* TO DO
Write out all the entries word for word, but skip any images.

* DATA TO USE

*-*-*

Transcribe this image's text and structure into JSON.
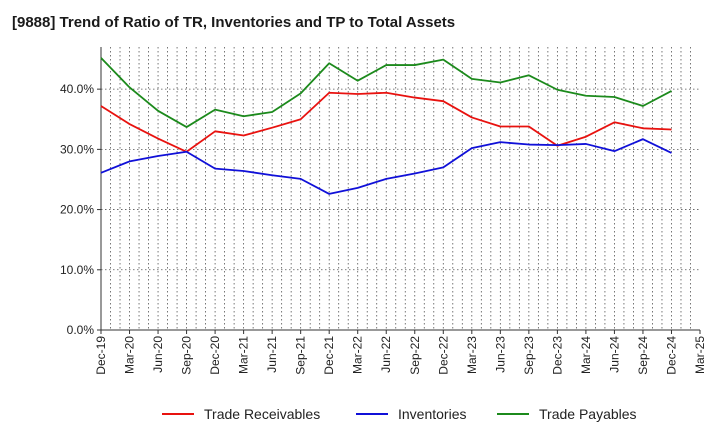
{
  "chart_data": {
    "type": "line",
    "title": "[9888]  Trend of Ratio of TR, Inventories and TP to Total Assets",
    "xlabel": "",
    "ylabel": "",
    "ylim": [
      0,
      47
    ],
    "y_ticks": [
      0,
      10,
      20,
      30,
      40
    ],
    "y_tick_labels": [
      "0.0%",
      "10.0%",
      "20.0%",
      "30.0%",
      "40.0%"
    ],
    "x_tick_labels": [
      "Dec-19",
      "Mar-20",
      "Jun-20",
      "Sep-20",
      "Dec-20",
      "Mar-21",
      "Jun-21",
      "Sep-21",
      "Dec-21",
      "Mar-22",
      "Jun-22",
      "Sep-22",
      "Dec-22",
      "Mar-23",
      "Jun-23",
      "Sep-23",
      "Dec-23",
      "Mar-24",
      "Jun-24",
      "Sep-24",
      "Dec-24",
      "Mar-25"
    ],
    "x": [
      "Dec-19",
      "Mar-20",
      "Jun-20",
      "Sep-20",
      "Dec-20",
      "Mar-21",
      "Jun-21",
      "Sep-21",
      "Dec-21",
      "Mar-22",
      "Jun-22",
      "Sep-22",
      "Dec-22",
      "Mar-23",
      "Jun-23",
      "Sep-23",
      "Dec-23",
      "Mar-24",
      "Jun-24",
      "Sep-24",
      "Dec-24"
    ],
    "grid": true,
    "legend_position": "bottom",
    "series": [
      {
        "name": "Trade Receivables",
        "color": "#e8120f",
        "values": [
          37.2,
          34.2,
          31.8,
          29.6,
          33.0,
          32.3,
          33.6,
          35.0,
          39.4,
          39.2,
          39.4,
          38.6,
          38.0,
          35.3,
          33.8,
          33.8,
          30.6,
          32.1,
          34.5,
          33.5,
          33.3
        ]
      },
      {
        "name": "Inventories",
        "color": "#1010d8",
        "values": [
          26.1,
          28.0,
          28.9,
          29.6,
          26.8,
          26.4,
          25.7,
          25.1,
          22.6,
          23.6,
          25.1,
          26.0,
          27.0,
          30.2,
          31.2,
          30.8,
          30.7,
          30.9,
          29.7,
          31.7,
          29.4
        ]
      },
      {
        "name": "Trade Payables",
        "color": "#1c8a1c",
        "values": [
          45.2,
          40.3,
          36.4,
          33.7,
          36.6,
          35.5,
          36.2,
          39.3,
          44.3,
          41.4,
          44.0,
          44.0,
          44.9,
          41.7,
          41.1,
          42.3,
          39.9,
          38.9,
          38.7,
          37.2,
          39.7
        ]
      }
    ]
  }
}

*-*-*

* WRITTEN SOLUTION
Transcribe this image's text and structure into JSON.
{
  "chart_data": {
    "type": "line",
    "title": "[9888]  Trend of Ratio of TR, Inventories and TP to Total Assets",
    "xlabel": "",
    "ylabel": "",
    "ylim": [
      0,
      47
    ],
    "y_ticks": [
      0,
      10,
      20,
      30,
      40
    ],
    "y_tick_labels": [
      "0.0%",
      "10.0%",
      "20.0%",
      "30.0%",
      "40.0%"
    ],
    "x_tick_labels": [
      "Dec-19",
      "Mar-20",
      "Jun-20",
      "Sep-20",
      "Dec-20",
      "Mar-21",
      "Jun-21",
      "Sep-21",
      "Dec-21",
      "Mar-22",
      "Jun-22",
      "Sep-22",
      "Dec-22",
      "Mar-23",
      "Jun-23",
      "Sep-23",
      "Dec-23",
      "Mar-24",
      "Jun-24",
      "Sep-24",
      "Dec-24",
      "Mar-25"
    ],
    "x": [
      "Dec-19",
      "Mar-20",
      "Jun-20",
      "Sep-20",
      "Dec-20",
      "Mar-21",
      "Jun-21",
      "Sep-21",
      "Dec-21",
      "Mar-22",
      "Jun-22",
      "Sep-22",
      "Dec-22",
      "Mar-23",
      "Jun-23",
      "Sep-23",
      "Dec-23",
      "Mar-24",
      "Jun-24",
      "Sep-24",
      "Dec-24"
    ],
    "grid": true,
    "legend_position": "bottom",
    "series": [
      {
        "name": "Trade Receivables",
        "color": "#e8120f",
        "values": [
          37.2,
          34.2,
          31.8,
          29.6,
          33.0,
          32.3,
          33.6,
          35.0,
          39.4,
          39.2,
          39.4,
          38.6,
          38.0,
          35.3,
          33.8,
          33.8,
          30.6,
          32.1,
          34.5,
          33.5,
          33.3
        ]
      },
      {
        "name": "Inventories",
        "color": "#1010d8",
        "values": [
          26.1,
          28.0,
          28.9,
          29.6,
          26.8,
          26.4,
          25.7,
          25.1,
          22.6,
          23.6,
          25.1,
          26.0,
          27.0,
          30.2,
          31.2,
          30.8,
          30.7,
          30.9,
          29.7,
          31.7,
          29.4
        ]
      },
      {
        "name": "Trade Payables",
        "color": "#1c8a1c",
        "values": [
          45.2,
          40.3,
          36.4,
          33.7,
          36.6,
          35.5,
          36.2,
          39.3,
          44.3,
          41.4,
          44.0,
          44.0,
          44.9,
          41.7,
          41.1,
          42.3,
          39.9,
          38.9,
          38.7,
          37.2,
          39.7
        ]
      }
    ]
  }
}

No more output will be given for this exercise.